## THE DATA
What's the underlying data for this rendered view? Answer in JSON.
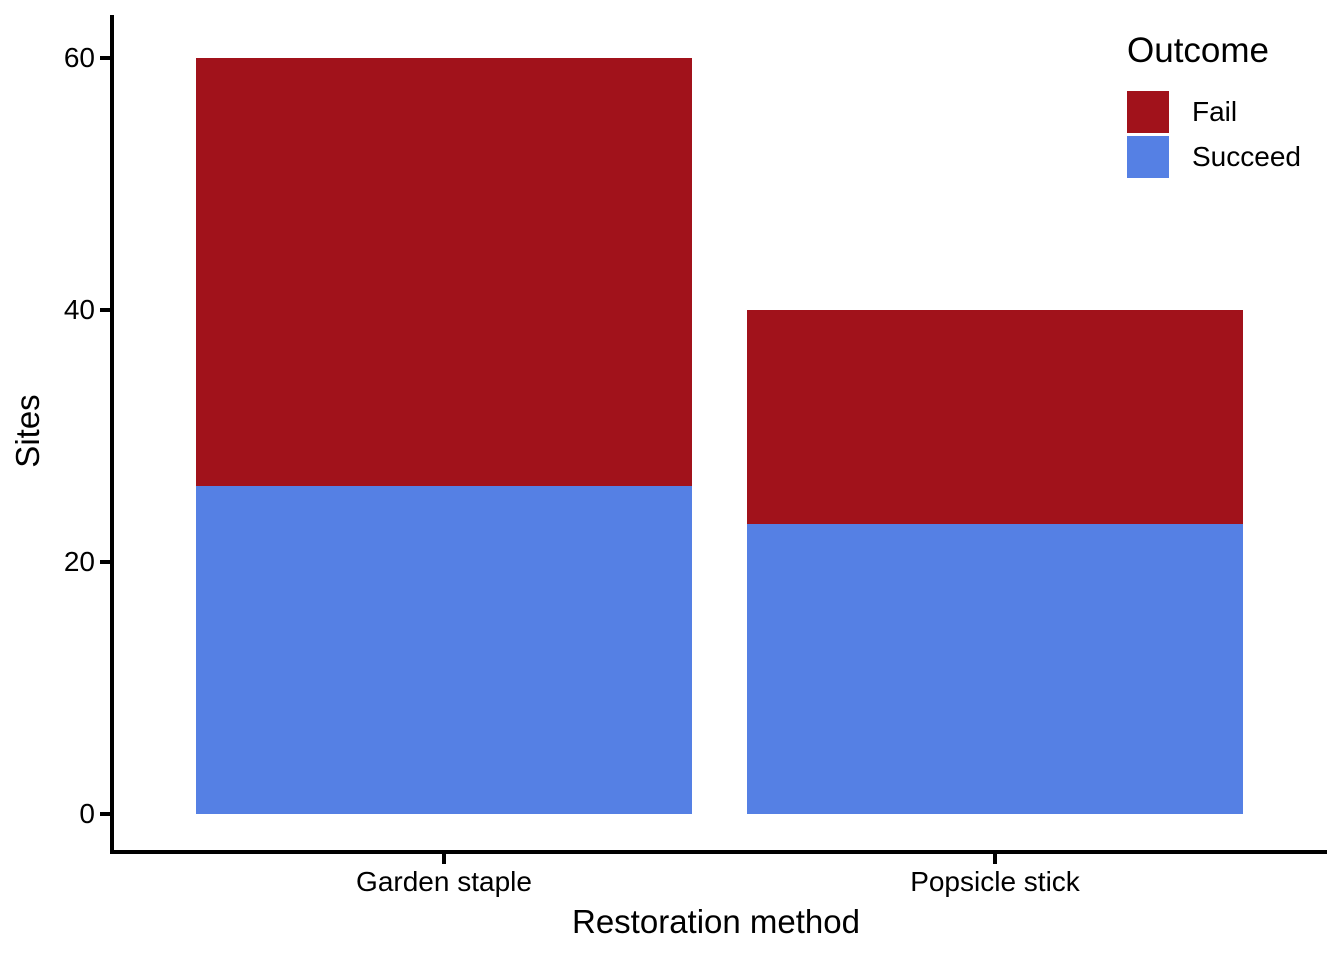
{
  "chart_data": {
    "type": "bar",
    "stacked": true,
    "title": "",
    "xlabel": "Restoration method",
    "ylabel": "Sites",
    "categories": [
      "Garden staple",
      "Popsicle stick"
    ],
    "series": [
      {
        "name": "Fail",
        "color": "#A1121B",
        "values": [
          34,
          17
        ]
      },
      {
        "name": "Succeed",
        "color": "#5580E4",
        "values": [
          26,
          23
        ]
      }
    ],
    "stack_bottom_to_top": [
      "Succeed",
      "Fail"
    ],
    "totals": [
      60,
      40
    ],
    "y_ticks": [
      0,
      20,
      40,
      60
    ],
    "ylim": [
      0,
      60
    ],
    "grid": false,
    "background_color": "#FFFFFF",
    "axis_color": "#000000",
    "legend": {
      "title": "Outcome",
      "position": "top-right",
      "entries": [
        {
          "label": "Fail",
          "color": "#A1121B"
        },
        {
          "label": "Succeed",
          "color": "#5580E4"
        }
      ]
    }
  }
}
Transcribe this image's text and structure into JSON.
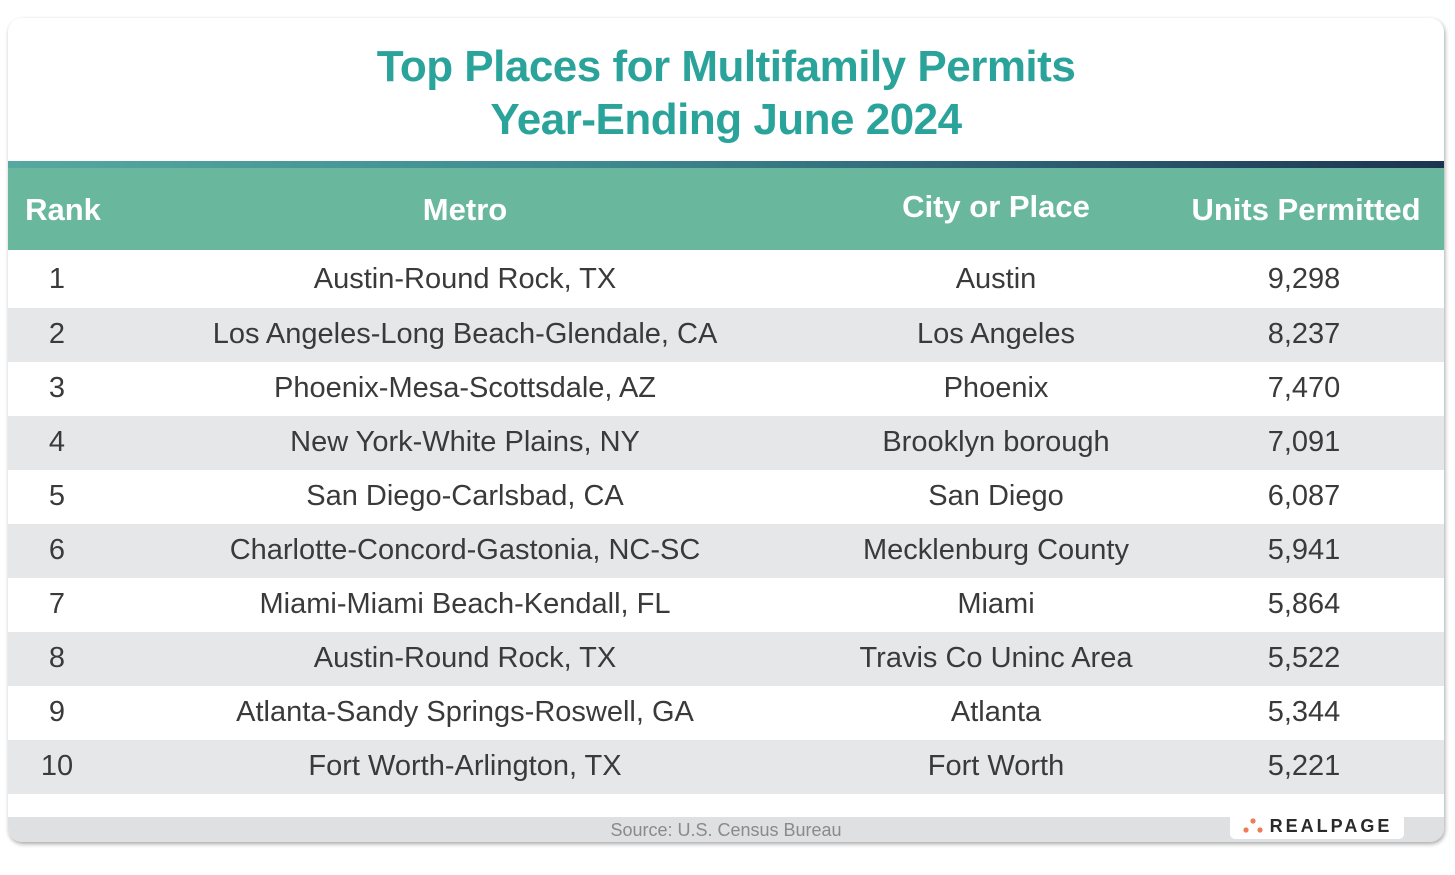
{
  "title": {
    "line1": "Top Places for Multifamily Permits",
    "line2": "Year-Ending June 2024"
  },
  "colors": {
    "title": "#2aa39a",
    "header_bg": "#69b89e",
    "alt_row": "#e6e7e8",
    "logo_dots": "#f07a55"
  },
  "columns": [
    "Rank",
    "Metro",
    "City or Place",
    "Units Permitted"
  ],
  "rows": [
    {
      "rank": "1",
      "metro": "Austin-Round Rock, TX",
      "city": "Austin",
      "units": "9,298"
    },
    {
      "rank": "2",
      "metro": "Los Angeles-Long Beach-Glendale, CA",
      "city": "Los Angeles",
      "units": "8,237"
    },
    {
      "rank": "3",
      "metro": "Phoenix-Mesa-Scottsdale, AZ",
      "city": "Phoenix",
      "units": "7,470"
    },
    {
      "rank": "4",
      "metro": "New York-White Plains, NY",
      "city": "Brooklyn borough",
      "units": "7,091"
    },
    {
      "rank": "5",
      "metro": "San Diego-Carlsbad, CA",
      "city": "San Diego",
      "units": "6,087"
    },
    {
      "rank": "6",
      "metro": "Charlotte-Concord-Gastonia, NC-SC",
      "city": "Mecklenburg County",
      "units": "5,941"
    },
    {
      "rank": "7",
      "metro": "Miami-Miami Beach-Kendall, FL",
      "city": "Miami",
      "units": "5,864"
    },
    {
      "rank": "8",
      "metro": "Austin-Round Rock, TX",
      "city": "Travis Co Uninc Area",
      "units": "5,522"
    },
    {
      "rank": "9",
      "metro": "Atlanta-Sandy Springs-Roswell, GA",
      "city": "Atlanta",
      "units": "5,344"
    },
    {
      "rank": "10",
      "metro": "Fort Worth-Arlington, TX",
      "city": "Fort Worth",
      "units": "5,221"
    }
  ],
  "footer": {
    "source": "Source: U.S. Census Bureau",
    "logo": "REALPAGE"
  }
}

## GOAL
Write the records out again in full, exactly, and skip every picture.

## EXERCISE ANSWER
What's the underlying data for this rendered view? Answer in JSON.
{
  "chart_data": {
    "type": "bar",
    "stacked": true,
    "title": "",
    "xlabel": "Restoration method",
    "ylabel": "Sites",
    "categories": [
      "Garden staple",
      "Popsicle stick"
    ],
    "series": [
      {
        "name": "Fail",
        "color": "#A1121B",
        "values": [
          34,
          17
        ]
      },
      {
        "name": "Succeed",
        "color": "#5580E4",
        "values": [
          26,
          23
        ]
      }
    ],
    "stack_bottom_to_top": [
      "Succeed",
      "Fail"
    ],
    "totals": [
      60,
      40
    ],
    "y_ticks": [
      0,
      20,
      40,
      60
    ],
    "ylim": [
      0,
      60
    ],
    "grid": false,
    "background_color": "#FFFFFF",
    "axis_color": "#000000",
    "legend": {
      "title": "Outcome",
      "position": "top-right",
      "entries": [
        {
          "label": "Fail",
          "color": "#A1121B"
        },
        {
          "label": "Succeed",
          "color": "#5580E4"
        }
      ]
    }
  }
}
Transcribe this image's text and structure into JSON.
{
  "title": {
    "line1": "Top Places for Multifamily Permits",
    "line2": "Year-Ending June 2024"
  },
  "colors": {
    "title": "#2aa39a",
    "header_bg": "#69b89e",
    "alt_row": "#e6e7e8",
    "logo_dots": "#f07a55"
  },
  "columns": [
    "Rank",
    "Metro",
    "City or Place",
    "Units Permitted"
  ],
  "rows": [
    {
      "rank": "1",
      "metro": "Austin-Round Rock, TX",
      "city": "Austin",
      "units": "9,298"
    },
    {
      "rank": "2",
      "metro": "Los Angeles-Long Beach-Glendale, CA",
      "city": "Los Angeles",
      "units": "8,237"
    },
    {
      "rank": "3",
      "metro": "Phoenix-Mesa-Scottsdale, AZ",
      "city": "Phoenix",
      "units": "7,470"
    },
    {
      "rank": "4",
      "metro": "New York-White Plains, NY",
      "city": "Brooklyn borough",
      "units": "7,091"
    },
    {
      "rank": "5",
      "metro": "San Diego-Carlsbad, CA",
      "city": "San Diego",
      "units": "6,087"
    },
    {
      "rank": "6",
      "metro": "Charlotte-Concord-Gastonia, NC-SC",
      "city": "Mecklenburg County",
      "units": "5,941"
    },
    {
      "rank": "7",
      "metro": "Miami-Miami Beach-Kendall, FL",
      "city": "Miami",
      "units": "5,864"
    },
    {
      "rank": "8",
      "metro": "Austin-Round Rock, TX",
      "city": "Travis Co Uninc Area",
      "units": "5,522"
    },
    {
      "rank": "9",
      "metro": "Atlanta-Sandy Springs-Roswell, GA",
      "city": "Atlanta",
      "units": "5,344"
    },
    {
      "rank": "10",
      "metro": "Fort Worth-Arlington, TX",
      "city": "Fort Worth",
      "units": "5,221"
    }
  ],
  "footer": {
    "source": "Source: U.S. Census Bureau",
    "logo": "REALPAGE"
  }
}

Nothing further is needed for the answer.